## Exercise aim
Take the records underneath and set them down exactly.

## Collected data entries
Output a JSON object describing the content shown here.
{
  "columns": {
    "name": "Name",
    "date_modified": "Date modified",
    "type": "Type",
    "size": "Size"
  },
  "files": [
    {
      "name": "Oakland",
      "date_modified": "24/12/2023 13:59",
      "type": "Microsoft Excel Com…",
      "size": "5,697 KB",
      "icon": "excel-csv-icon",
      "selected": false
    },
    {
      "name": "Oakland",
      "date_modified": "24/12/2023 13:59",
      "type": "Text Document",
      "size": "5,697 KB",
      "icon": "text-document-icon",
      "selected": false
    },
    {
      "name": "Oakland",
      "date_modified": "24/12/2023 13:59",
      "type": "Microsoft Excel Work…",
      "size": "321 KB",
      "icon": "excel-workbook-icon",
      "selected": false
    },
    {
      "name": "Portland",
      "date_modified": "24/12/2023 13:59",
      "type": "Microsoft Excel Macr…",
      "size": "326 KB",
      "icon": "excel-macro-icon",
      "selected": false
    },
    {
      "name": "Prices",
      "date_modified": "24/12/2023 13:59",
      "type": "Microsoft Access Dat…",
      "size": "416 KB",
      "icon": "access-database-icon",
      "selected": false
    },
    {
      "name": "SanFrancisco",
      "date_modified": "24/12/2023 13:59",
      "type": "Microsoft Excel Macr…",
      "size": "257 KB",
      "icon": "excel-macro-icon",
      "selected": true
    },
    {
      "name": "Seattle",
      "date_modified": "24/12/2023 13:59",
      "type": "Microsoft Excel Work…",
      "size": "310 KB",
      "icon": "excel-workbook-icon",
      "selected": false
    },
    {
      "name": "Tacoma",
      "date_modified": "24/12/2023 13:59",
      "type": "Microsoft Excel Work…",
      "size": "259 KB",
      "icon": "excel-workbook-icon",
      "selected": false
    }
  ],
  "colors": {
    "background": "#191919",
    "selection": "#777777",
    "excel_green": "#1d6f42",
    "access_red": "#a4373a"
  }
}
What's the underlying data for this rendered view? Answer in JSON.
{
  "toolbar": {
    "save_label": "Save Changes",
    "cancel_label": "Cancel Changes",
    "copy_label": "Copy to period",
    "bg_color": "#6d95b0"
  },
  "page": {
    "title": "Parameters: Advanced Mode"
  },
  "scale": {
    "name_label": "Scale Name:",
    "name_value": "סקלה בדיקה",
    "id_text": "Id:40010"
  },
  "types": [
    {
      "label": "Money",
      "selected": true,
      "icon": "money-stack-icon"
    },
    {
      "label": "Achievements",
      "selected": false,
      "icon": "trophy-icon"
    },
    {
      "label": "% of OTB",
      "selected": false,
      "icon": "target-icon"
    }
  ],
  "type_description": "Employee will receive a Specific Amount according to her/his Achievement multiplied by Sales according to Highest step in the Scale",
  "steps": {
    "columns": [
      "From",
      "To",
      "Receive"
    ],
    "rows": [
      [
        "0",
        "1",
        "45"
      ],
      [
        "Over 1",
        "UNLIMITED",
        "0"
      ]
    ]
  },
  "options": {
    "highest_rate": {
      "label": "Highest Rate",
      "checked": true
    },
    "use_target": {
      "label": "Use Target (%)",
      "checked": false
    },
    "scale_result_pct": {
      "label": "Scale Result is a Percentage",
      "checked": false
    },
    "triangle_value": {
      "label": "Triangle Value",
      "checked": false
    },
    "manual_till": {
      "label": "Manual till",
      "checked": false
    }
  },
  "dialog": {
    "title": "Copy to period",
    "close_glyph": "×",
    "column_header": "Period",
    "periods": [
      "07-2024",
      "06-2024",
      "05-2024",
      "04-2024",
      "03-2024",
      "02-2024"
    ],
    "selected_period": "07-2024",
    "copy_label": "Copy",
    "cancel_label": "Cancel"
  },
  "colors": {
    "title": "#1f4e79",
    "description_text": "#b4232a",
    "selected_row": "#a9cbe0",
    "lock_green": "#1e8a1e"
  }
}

## Result of the exercise
Output a JSON object describing the content shown here.
{
  "columns": {
    "name": "Name",
    "date_modified": "Date modified",
    "type": "Type",
    "size": "Size"
  },
  "files": [
    {
      "name": "Oakland",
      "date_modified": "24/12/2023 13:59",
      "type": "Microsoft Excel Com…",
      "size": "5,697 KB",
      "icon": "excel-csv-icon",
      "selected": false
    },
    {
      "name": "Oakland",
      "date_modified": "24/12/2023 13:59",
      "type": "Text Document",
      "size": "5,697 KB",
      "icon": "text-document-icon",
      "selected": false
    },
    {
      "name": "Oakland",
      "date_modified": "24/12/2023 13:59",
      "type": "Microsoft Excel Work…",
      "size": "321 KB",
      "icon": "excel-workbook-icon",
      "selected": false
    },
    {
      "name": "Portland",
      "date_modified": "24/12/2023 13:59",
      "type": "Microsoft Excel Macr…",
      "size": "326 KB",
      "icon": "excel-macro-icon",
      "selected": false
    },
    {
      "name": "Prices",
      "date_modified": "24/12/2023 13:59",
      "type": "Microsoft Access Dat…",
      "size": "416 KB",
      "icon": "access-database-icon",
      "selected": false
    },
    {
      "name": "SanFrancisco",
      "date_modified": "24/12/2023 13:59",
      "type": "Microsoft Excel Macr…",
      "size": "257 KB",
      "icon": "excel-macro-icon",
      "selected": true
    },
    {
      "name": "Seattle",
      "date_modified": "24/12/2023 13:59",
      "type": "Microsoft Excel Work…",
      "size": "310 KB",
      "icon": "excel-workbook-icon",
      "selected": false
    },
    {
      "name": "Tacoma",
      "date_modified": "24/12/2023 13:59",
      "type": "Microsoft Excel Work…",
      "size": "259 KB",
      "icon": "excel-workbook-icon",
      "selected": false
    }
  ],
  "colors": {
    "background": "#191919",
    "selection": "#777777",
    "excel_green": "#1d6f42",
    "access_red": "#a4373a"
  }
}
What's the underlying data for this rendered view? Answer in JSON.
{
  "toolbar": {
    "save_label": "Save Changes",
    "cancel_label": "Cancel Changes",
    "copy_label": "Copy to period",
    "bg_color": "#6d95b0"
  },
  "page": {
    "title": "Parameters: Advanced Mode"
  },
  "scale": {
    "name_label": "Scale Name:",
    "name_value": "סקלה בדיקה",
    "id_text": "Id:40010"
  },
  "types": [
    {
      "label": "Money",
      "selected": true,
      "icon": "money-stack-icon"
    },
    {
      "label": "Achievements",
      "selected": false,
      "icon": "trophy-icon"
    },
    {
      "label": "% of OTB",
      "selected": false,
      "icon": "target-icon"
    }
  ],
  "type_description": "Employee will receive a Specific Amount according to her/his Achievement multiplied by Sales according to Highest step in the Scale",
  "steps": {
    "columns": [
      "From",
      "To",
      "Receive"
    ],
    "rows": [
      [
        "0",
        "1",
        "45"
      ],
      [
        "Over 1",
        "UNLIMITED",
        "0"
      ]
    ]
  },
  "options": {
    "highest_rate": {
      "label": "Highest Rate",
      "checked": true
    },
    "use_target": {
      "label": "Use Target (%)",
      "checked": false
    },
    "scale_result_pct": {
      "label": "Scale Result is a Percentage",
      "checked": false
    },
    "triangle_value": {
      "label": "Triangle Value",
      "checked": false
    },
    "manual_till": {
      "label": "Manual till",
      "checked": false
    }
  },
  "dialog": {
    "title": "Copy to period",
    "close_glyph": "×",
    "column_header": "Period",
    "periods": [
      "07-2024",
      "06-2024",
      "05-2024",
      "04-2024",
      "03-2024",
      "02-2024"
    ],
    "selected_period": "07-2024",
    "copy_label": "Copy",
    "cancel_label": "Cancel"
  },
  "colors": {
    "title": "#1f4e79",
    "description_text": "#b4232a",
    "selected_row": "#a9cbe0",
    "lock_green": "#1e8a1e"
  }
}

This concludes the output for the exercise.